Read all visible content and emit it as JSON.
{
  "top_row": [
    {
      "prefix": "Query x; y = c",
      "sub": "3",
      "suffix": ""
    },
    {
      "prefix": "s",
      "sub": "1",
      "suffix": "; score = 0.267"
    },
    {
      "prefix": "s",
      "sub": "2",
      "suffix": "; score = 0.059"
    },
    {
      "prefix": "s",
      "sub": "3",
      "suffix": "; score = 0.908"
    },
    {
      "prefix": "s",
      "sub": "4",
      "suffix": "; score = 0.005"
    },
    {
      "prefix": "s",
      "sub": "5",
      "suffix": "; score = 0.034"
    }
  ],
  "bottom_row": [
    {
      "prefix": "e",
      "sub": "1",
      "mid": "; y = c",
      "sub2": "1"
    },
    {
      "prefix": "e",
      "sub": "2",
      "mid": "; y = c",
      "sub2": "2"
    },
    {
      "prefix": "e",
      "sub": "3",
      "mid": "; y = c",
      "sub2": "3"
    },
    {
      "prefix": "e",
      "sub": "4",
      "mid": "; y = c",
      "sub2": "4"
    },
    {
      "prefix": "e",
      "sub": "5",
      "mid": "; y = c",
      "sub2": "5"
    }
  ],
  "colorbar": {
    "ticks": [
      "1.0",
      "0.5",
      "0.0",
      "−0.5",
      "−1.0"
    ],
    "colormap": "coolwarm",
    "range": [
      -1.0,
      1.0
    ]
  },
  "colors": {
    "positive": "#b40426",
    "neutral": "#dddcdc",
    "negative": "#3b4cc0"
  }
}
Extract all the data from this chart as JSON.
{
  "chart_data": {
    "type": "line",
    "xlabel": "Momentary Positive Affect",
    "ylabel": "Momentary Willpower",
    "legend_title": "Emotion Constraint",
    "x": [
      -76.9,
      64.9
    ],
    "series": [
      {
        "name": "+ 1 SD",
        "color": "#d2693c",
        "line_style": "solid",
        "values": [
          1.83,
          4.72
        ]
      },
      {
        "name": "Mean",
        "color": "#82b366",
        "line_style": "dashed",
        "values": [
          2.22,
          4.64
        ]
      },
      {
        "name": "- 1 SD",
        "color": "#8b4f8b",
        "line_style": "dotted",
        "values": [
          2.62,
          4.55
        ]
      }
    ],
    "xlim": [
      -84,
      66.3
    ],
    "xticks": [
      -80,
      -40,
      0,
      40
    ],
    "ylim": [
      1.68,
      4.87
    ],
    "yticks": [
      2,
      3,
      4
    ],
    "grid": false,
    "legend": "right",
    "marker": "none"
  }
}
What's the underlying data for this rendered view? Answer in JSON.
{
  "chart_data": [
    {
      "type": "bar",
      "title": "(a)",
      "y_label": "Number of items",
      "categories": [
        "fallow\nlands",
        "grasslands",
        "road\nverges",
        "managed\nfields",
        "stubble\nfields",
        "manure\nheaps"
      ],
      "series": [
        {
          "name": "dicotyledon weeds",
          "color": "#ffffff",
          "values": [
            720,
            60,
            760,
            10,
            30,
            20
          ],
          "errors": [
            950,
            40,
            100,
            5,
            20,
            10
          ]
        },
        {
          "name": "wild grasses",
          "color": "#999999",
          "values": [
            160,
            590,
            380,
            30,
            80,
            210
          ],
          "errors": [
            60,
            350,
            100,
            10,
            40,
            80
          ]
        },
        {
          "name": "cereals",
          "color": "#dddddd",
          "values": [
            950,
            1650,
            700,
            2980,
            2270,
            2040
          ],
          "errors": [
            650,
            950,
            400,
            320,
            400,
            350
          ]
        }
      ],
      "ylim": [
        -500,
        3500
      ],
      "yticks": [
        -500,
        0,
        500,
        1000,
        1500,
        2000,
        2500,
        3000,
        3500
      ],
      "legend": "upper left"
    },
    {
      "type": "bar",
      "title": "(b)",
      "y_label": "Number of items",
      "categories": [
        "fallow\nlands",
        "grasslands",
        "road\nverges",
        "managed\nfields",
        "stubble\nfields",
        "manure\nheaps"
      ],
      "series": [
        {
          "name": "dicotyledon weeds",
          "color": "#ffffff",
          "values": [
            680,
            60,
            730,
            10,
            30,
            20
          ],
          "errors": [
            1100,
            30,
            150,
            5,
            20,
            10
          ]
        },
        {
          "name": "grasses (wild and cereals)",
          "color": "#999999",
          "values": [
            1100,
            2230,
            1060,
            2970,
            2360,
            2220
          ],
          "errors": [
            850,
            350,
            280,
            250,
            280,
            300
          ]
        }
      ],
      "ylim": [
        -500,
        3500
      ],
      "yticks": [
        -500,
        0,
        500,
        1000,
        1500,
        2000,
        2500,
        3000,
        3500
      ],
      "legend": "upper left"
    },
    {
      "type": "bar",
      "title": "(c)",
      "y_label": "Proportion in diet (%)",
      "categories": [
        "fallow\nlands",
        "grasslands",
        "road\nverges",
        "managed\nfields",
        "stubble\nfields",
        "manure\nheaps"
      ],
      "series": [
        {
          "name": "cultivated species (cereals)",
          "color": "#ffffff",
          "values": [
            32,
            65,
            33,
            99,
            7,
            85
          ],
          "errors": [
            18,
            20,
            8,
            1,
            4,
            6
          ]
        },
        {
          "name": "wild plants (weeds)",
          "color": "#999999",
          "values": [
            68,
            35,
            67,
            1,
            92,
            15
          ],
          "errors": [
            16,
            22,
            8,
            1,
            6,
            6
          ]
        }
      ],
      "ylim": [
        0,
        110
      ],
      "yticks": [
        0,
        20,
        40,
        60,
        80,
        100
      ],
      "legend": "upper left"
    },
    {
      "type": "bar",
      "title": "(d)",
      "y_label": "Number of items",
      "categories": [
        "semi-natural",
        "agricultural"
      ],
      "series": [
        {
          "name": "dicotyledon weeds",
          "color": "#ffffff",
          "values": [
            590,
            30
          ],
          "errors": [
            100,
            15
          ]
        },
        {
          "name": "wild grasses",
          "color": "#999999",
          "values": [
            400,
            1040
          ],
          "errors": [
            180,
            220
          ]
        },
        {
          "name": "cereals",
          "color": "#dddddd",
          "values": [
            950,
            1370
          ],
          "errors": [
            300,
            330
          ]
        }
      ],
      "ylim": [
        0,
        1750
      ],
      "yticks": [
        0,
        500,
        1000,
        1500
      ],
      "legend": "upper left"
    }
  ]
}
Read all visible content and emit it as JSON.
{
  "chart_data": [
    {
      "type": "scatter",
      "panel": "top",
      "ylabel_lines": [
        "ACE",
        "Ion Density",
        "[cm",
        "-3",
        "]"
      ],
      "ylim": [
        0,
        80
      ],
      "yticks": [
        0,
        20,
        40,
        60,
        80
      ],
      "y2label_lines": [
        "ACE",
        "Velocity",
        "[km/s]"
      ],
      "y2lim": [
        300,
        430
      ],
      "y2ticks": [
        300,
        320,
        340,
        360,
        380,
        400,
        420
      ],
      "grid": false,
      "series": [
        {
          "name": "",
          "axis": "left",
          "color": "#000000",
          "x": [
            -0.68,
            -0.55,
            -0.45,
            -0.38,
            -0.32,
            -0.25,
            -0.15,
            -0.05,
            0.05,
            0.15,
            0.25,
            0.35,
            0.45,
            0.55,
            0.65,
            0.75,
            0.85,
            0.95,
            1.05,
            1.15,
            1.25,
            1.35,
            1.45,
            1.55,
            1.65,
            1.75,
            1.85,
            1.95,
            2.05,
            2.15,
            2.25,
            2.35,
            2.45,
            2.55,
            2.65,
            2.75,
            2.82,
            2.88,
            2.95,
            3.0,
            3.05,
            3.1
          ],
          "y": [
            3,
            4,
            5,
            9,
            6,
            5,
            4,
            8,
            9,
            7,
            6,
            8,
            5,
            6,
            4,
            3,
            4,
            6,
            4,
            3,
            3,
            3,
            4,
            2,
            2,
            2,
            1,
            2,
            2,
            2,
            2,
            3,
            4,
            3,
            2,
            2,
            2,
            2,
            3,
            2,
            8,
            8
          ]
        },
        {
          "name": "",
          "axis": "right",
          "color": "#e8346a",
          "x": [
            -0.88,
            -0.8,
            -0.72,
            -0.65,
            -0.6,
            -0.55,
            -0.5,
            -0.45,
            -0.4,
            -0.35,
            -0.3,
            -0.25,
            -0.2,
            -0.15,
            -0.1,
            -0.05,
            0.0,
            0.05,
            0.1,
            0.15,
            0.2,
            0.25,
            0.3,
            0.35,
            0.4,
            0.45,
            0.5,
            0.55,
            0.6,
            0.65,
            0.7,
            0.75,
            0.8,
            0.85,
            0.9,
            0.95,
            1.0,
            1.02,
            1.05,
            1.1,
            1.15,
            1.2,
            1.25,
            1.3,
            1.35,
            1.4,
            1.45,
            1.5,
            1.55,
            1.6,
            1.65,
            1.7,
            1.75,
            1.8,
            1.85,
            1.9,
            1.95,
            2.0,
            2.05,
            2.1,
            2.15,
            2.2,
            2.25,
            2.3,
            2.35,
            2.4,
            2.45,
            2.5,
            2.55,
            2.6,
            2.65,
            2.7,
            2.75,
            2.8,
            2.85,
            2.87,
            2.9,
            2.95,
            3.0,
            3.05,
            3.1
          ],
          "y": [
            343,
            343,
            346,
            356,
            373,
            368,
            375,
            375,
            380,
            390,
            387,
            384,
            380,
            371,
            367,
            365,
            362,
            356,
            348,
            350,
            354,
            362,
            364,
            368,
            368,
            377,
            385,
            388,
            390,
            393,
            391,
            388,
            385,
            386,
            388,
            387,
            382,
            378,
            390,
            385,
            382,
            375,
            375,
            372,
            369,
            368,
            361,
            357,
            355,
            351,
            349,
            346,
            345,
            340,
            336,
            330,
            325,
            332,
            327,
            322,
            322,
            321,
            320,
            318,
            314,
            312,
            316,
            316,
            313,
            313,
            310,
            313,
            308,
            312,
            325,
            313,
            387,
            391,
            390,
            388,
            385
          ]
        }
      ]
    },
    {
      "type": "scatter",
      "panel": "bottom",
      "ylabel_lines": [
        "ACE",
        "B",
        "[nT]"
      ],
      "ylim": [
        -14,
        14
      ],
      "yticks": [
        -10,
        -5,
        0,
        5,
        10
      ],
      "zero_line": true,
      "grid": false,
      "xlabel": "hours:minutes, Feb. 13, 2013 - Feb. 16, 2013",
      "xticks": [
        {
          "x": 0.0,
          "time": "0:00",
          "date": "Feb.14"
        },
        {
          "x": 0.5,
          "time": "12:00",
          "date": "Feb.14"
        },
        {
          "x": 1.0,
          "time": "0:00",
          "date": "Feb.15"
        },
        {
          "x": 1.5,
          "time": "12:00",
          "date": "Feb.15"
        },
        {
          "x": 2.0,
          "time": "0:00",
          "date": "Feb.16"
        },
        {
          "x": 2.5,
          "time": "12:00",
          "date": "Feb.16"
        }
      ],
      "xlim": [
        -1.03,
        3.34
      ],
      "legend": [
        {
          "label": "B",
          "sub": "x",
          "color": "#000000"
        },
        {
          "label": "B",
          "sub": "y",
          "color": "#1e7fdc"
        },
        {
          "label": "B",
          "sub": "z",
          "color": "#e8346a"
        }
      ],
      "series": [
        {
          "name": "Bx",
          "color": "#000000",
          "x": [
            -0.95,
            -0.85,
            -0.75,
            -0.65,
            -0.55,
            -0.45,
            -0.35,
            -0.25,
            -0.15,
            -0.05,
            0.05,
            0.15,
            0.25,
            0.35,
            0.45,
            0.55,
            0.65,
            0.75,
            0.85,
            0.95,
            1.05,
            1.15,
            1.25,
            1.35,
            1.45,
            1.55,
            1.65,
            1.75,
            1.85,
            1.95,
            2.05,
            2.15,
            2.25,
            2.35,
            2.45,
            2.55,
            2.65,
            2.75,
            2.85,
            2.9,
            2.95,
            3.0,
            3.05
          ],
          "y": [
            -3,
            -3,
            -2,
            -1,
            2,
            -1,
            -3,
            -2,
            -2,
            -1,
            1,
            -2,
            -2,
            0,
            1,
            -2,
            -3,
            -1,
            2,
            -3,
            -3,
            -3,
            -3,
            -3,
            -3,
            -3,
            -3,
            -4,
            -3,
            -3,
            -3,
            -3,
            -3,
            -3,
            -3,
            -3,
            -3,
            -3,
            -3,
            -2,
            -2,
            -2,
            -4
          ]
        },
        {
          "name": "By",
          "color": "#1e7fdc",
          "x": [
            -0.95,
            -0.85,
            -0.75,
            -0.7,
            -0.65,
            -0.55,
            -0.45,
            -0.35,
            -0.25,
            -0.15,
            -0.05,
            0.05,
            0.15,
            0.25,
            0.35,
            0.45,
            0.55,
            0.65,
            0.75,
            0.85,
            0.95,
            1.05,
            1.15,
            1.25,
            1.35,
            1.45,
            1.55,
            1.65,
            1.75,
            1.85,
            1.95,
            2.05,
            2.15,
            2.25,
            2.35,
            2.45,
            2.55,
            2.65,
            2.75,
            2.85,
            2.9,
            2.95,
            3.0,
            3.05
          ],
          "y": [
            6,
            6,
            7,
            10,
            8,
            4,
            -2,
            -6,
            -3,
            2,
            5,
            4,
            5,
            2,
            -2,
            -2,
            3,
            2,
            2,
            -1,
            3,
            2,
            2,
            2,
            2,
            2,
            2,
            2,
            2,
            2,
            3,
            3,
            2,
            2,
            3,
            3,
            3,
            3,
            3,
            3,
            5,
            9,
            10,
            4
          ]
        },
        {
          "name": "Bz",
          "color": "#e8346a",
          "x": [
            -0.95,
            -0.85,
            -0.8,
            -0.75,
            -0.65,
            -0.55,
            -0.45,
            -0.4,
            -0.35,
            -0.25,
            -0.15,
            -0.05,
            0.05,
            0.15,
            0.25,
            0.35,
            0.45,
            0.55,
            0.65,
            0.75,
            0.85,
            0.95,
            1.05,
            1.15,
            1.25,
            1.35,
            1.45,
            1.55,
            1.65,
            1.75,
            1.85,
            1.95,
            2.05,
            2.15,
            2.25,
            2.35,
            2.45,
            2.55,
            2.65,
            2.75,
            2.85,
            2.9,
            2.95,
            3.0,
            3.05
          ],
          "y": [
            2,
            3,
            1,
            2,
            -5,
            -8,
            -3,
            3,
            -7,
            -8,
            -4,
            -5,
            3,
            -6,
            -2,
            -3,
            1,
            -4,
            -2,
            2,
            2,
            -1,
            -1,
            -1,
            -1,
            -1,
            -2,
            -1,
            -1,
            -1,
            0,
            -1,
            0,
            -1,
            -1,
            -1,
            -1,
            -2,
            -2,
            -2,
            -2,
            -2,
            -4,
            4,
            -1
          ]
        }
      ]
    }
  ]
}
◆ ◆ ◆ ◆
• _OBJECTIVE_
Wherever "cereals" shows up in a line, copy that line.

• _SOLUTION TO THIS PROBLEM_
          "name": "cereals",
          "name": "grasses (wild and cereals)",
          "name": "cultivated species (cereals)",
          "name": "cereals",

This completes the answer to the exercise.